+++ Record list
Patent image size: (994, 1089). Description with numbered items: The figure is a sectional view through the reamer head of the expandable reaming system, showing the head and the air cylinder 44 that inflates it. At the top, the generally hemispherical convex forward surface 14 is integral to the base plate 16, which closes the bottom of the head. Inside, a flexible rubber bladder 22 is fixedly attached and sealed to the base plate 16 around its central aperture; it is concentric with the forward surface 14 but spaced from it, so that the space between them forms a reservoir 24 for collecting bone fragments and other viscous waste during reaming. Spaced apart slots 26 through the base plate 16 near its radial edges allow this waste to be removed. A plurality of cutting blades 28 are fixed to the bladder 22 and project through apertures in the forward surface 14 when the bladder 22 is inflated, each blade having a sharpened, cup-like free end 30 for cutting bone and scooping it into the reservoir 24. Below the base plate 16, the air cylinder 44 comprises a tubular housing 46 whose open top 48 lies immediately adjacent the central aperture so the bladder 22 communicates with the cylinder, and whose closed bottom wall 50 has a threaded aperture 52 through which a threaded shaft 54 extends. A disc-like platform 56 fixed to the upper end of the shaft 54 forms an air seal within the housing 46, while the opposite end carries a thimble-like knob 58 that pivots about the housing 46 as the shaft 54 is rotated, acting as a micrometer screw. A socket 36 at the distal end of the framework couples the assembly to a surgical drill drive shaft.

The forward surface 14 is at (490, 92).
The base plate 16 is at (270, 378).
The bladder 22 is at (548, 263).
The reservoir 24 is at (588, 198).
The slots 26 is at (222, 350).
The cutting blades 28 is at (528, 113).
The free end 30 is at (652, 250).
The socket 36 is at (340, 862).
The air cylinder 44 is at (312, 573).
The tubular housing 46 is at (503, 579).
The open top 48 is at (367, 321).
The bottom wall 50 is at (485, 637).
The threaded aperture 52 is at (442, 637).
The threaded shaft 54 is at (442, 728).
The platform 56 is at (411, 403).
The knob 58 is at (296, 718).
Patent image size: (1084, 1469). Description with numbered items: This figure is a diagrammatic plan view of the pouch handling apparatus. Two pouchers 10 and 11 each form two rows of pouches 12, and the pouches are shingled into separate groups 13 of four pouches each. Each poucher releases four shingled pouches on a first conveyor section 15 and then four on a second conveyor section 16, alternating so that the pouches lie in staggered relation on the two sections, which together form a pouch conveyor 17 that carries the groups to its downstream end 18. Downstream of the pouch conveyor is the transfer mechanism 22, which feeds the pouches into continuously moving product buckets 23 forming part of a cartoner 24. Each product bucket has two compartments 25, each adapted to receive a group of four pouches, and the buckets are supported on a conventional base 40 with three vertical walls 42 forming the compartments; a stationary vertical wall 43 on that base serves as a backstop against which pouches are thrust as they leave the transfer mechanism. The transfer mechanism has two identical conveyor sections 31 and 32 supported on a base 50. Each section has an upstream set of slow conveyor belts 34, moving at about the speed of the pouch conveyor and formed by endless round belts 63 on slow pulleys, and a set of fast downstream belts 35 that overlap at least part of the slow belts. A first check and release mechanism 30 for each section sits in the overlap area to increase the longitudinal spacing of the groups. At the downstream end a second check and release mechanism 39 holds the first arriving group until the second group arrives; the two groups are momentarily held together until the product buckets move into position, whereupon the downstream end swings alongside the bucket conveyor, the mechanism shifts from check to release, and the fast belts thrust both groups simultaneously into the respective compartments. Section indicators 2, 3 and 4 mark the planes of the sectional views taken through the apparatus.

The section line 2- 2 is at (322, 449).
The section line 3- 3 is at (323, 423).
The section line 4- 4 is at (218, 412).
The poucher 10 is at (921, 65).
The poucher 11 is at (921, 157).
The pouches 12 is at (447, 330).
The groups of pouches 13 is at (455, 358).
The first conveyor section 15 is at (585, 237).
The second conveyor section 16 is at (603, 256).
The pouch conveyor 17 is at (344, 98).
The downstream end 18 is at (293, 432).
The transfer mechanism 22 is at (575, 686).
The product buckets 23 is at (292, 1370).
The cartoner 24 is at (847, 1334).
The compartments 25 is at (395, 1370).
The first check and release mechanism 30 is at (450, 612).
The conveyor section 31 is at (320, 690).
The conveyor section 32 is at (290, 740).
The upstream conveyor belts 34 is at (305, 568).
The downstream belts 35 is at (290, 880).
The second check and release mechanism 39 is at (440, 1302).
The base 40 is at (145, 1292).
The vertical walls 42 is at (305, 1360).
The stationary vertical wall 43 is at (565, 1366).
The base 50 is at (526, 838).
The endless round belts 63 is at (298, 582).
++++++
• Directive: Please reproduce the whole listing above word for word, keeping every line unchanged.

• Correct response:
Patent image size: (994, 1089). Description with numbered items: The figure is a sectional view through the reamer head of the expandable reaming system, showing the head and the air cylinder 44 that inflates it. At the top, the generally hemispherical convex forward surface 14 is integral to the base plate 16, which closes the bottom of the head. Inside, a flexible rubber bladder 22 is fixedly attached and sealed to the base plate 16 around its central aperture; it is concentric with the forward surface 14 but spaced from it, so that the space between them forms a reservoir 24 for collecting bone fragments and other viscous waste during reaming. Spaced apart slots 26 through the base plate 16 near its radial edges allow this waste to be removed. A plurality of cutting blades 28 are fixed to the bladder 22 and project through apertures in the forward surface 14 when the bladder 22 is inflated, each blade having a sharpened, cup-like free end 30 for cutting bone and scooping it into the reservoir 24. Below the base plate 16, the air cylinder 44 comprises a tubular housing 46 whose open top 48 lies immediately adjacent the central aperture so the bladder 22 communicates with the cylinder, and whose closed bottom wall 50 has a threaded aperture 52 through which a threaded shaft 54 extends. A disc-like platform 56 fixed to the upper end of the shaft 54 forms an air seal within the housing 46, while the opposite end carries a thimble-like knob 58 that pivots about the housing 46 as the shaft 54 is rotated, acting as a micrometer screw. A socket 36 at the distal end of the framework couples the assembly to a surgical drill drive shaft.

The forward surface 14 is at (490, 92).
The base plate 16 is at (270, 378).
The bladder 22 is at (548, 263).
The reservoir 24 is at (588, 198).
The slots 26 is at (222, 350).
The cutting blades 28 is at (528, 113).
The free end 30 is at (652, 250).
The socket 36 is at (340, 862).
The air cylinder 44 is at (312, 573).
The tubular housing 46 is at (503, 579).
The open top 48 is at (367, 321).
The bottom wall 50 is at (485, 637).
The threaded aperture 52 is at (442, 637).
The threaded shaft 54 is at (442, 728).
The platform 56 is at (411, 403).
The knob 58 is at (296, 718).
Patent image size: (1084, 1469). Description with numbered items: This figure is a diagrammatic plan view of the pouch handling apparatus. Two pouchers 10 and 11 each form two rows of pouches 12, and the pouches are shingled into separate groups 13 of four pouches each. Each poucher releases four shingled pouches on a first conveyor section 15 and then four on a second conveyor section 16, alternating so that the pouches lie in staggered relation on the two sections, which together form a pouch conveyor 17 that carries the groups to its downstream end 18. Downstream of the pouch conveyor is the transfer mechanism 22, which feeds the pouches into continuously moving product buckets 23 forming part of a cartoner 24. Each product bucket has two compartments 25, each adapted to receive a group of four pouches, and the buckets are supported on a conventional base 40 with three vertical walls 42 forming the compartments; a stationary vertical wall 43 on that base serves as a backstop against which pouches are thrust as they leave the transfer mechanism. The transfer mechanism has two identical conveyor sections 31 and 32 supported on a base 50. Each section has an upstream set of slow conveyor belts 34, moving at about the speed of the pouch conveyor and formed by endless round belts 63 on slow pulleys, and a set of fast downstream belts 35 that overlap at least part of the slow belts. A first check and release mechanism 30 for each section sits in the overlap area to increase the longitudinal spacing of the groups. At the downstream end a second check and release mechanism 39 holds the first arriving group until the second group arrives; the two groups are momentarily held together until the product buckets move into position, whereupon the downstream end swings alongside the bucket conveyor, the mechanism shifts from check to release, and the fast belts thrust both groups simultaneously into the respective compartments. Section indicators 2, 3 and 4 mark the planes of the sectional views taken through the apparatus.

The section line 2- 2 is at (322, 449).
The section line 3- 3 is at (323, 423).
The section line 4- 4 is at (218, 412).
The poucher 10 is at (921, 65).
The poucher 11 is at (921, 157).
The pouches 12 is at (447, 330).
The groups of pouches 13 is at (455, 358).
The first conveyor section 15 is at (585, 237).
The second conveyor section 16 is at (603, 256).
The pouch conveyor 17 is at (344, 98).
The downstream end 18 is at (293, 432).
The transfer mechanism 22 is at (575, 686).
The product buckets 23 is at (292, 1370).
The cartoner 24 is at (847, 1334).
The compartments 25 is at (395, 1370).
The first check and release mechanism 30 is at (450, 612).
The conveyor section 31 is at (320, 690).
The conveyor section 32 is at (290, 740).
The upstream conveyor belts 34 is at (305, 568).
The downstream belts 35 is at (290, 880).
The second check and release mechanism 39 is at (440, 1302).
The base 40 is at (145, 1292).
The vertical walls 42 is at (305, 1360).
The stationary vertical wall 43 is at (565, 1366).
The base 50 is at (526, 838).
The endless round belts 63 is at (298, 582).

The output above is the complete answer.